=== Exercise materials ===

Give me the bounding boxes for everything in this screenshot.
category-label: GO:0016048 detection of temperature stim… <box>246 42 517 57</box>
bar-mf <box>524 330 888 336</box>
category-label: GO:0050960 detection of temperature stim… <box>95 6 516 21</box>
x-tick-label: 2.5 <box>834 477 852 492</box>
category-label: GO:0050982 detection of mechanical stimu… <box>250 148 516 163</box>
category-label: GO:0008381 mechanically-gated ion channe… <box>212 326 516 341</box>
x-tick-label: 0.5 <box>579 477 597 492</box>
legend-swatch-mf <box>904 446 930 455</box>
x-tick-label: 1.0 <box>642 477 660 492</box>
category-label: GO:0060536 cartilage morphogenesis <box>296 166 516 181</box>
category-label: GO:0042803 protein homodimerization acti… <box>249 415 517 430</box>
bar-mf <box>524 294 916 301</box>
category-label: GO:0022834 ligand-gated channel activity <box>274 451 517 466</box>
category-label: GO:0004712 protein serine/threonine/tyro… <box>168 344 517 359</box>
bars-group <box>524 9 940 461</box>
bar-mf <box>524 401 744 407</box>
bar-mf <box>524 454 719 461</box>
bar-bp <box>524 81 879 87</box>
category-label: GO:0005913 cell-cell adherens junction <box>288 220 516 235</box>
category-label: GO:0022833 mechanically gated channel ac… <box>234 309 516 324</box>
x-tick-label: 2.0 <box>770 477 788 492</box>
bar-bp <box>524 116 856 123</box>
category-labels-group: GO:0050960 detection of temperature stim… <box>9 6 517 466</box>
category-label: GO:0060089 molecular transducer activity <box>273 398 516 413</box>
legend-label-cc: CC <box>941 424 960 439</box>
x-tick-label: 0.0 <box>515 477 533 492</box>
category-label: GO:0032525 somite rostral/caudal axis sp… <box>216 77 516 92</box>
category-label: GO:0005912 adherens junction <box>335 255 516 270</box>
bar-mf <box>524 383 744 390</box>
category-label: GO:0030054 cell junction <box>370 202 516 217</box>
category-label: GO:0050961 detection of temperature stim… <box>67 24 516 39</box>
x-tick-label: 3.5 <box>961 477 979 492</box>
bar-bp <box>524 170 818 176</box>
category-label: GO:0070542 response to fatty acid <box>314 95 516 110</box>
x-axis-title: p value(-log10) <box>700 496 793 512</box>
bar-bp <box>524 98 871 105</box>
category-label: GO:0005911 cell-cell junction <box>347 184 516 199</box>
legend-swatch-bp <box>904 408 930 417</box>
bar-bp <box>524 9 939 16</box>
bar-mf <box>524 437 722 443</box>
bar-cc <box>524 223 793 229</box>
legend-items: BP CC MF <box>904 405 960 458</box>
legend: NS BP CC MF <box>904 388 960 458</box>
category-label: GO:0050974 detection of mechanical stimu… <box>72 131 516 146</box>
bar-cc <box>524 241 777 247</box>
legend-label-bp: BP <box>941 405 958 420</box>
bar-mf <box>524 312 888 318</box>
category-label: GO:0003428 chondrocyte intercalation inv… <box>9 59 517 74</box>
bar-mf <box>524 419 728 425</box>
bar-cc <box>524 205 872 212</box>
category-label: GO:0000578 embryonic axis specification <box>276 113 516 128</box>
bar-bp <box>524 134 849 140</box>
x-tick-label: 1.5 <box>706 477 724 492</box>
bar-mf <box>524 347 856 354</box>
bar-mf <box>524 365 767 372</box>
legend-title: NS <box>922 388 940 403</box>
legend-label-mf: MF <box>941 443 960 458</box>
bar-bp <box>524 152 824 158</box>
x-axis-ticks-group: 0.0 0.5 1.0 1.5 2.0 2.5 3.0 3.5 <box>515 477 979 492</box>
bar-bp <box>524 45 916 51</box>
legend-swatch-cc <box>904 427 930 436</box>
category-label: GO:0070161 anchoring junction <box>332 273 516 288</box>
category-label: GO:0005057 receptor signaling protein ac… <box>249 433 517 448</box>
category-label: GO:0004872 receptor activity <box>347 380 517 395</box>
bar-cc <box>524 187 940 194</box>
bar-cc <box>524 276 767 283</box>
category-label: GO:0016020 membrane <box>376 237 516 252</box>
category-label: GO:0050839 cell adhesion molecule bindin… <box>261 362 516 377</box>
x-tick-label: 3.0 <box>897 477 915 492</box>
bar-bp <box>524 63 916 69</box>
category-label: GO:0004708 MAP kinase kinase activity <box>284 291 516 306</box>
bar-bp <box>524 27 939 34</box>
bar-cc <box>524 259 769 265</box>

===
=== Exercise materials ===

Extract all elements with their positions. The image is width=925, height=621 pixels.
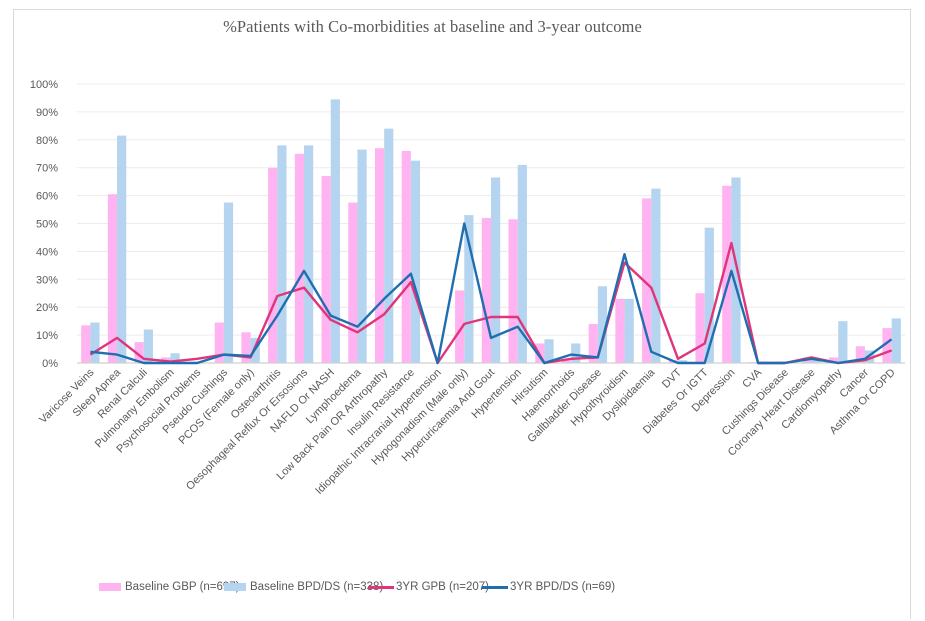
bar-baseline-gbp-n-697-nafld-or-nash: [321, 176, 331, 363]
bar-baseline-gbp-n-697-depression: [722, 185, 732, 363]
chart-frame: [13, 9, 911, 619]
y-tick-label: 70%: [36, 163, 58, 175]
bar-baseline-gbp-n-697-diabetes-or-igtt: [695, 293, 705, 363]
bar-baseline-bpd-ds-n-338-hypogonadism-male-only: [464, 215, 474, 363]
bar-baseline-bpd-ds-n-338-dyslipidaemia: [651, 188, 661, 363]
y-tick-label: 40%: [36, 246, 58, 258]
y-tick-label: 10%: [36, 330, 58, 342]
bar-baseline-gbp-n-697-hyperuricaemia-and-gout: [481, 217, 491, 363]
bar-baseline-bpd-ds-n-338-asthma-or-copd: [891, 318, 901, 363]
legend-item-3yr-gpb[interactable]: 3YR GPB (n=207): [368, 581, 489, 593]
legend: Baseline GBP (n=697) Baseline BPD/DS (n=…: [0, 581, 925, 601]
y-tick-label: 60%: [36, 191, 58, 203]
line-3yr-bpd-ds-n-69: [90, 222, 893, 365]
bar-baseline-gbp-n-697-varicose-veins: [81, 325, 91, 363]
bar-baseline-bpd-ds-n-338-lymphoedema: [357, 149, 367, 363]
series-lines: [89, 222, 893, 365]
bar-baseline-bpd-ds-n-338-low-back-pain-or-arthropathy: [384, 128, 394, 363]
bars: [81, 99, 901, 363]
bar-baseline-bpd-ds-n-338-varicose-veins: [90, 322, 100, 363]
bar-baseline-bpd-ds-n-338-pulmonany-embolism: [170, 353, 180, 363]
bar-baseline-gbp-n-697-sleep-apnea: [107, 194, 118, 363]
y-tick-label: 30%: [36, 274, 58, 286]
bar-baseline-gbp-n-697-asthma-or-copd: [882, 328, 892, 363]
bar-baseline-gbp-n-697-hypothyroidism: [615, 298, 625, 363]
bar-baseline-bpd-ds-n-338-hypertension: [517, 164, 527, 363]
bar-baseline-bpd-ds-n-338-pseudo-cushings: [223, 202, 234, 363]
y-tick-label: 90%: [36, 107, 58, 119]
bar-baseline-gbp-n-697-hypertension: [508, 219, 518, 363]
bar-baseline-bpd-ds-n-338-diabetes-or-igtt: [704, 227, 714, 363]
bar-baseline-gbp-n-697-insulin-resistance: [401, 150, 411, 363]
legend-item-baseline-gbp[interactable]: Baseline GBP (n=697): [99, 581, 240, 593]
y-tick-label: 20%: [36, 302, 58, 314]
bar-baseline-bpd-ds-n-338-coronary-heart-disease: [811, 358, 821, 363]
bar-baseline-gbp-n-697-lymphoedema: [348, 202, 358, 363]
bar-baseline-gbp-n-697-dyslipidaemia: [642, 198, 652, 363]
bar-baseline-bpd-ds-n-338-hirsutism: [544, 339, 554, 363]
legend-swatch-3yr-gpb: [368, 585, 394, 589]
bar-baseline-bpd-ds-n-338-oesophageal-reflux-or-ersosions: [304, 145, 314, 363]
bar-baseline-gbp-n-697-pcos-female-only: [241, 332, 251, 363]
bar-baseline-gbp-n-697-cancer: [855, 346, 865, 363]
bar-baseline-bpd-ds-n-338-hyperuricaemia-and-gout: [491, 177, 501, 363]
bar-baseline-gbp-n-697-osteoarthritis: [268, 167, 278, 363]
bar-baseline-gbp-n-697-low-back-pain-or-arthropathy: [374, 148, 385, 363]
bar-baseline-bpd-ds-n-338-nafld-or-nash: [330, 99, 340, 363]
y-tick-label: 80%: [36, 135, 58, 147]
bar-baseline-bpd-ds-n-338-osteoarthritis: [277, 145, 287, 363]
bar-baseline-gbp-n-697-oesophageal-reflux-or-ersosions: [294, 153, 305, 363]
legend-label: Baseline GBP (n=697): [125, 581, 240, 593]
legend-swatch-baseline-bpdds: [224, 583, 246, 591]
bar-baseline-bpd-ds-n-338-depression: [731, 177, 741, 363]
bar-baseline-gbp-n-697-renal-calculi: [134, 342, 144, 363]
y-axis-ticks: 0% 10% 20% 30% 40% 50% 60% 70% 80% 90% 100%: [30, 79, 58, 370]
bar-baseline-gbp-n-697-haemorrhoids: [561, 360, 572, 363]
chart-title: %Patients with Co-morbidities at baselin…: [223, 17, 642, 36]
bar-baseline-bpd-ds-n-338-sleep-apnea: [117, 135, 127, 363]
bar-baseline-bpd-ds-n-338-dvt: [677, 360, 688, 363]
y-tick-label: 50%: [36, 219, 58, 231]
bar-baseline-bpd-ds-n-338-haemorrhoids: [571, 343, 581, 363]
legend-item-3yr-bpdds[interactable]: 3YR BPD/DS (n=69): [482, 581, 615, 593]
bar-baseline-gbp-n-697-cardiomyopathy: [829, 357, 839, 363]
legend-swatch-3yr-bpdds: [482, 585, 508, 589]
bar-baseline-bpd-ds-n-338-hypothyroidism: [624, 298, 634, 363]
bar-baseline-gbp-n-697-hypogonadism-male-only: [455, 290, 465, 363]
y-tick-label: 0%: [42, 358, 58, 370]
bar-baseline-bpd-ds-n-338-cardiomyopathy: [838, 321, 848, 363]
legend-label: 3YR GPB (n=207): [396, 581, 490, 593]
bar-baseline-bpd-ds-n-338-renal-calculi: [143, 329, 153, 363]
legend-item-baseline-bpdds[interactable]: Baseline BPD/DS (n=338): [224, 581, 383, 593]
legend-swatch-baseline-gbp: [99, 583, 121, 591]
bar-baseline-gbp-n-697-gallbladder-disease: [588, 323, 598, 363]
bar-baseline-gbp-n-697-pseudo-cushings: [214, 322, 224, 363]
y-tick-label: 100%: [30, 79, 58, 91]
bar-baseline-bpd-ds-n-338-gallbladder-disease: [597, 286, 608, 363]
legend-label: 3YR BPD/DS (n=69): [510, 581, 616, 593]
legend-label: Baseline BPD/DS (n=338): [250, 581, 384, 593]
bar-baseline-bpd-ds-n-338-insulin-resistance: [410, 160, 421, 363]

===

• **To do**: Your answer should be each line of the data that contains the word "stimu", copied as it stands.

• **Output**:
category-label: GO:0050982 detection of mechanical stimu… <box>250 148 516 163</box>
category-label: GO:0050974 detection of mechanical stimu… <box>72 131 516 146</box>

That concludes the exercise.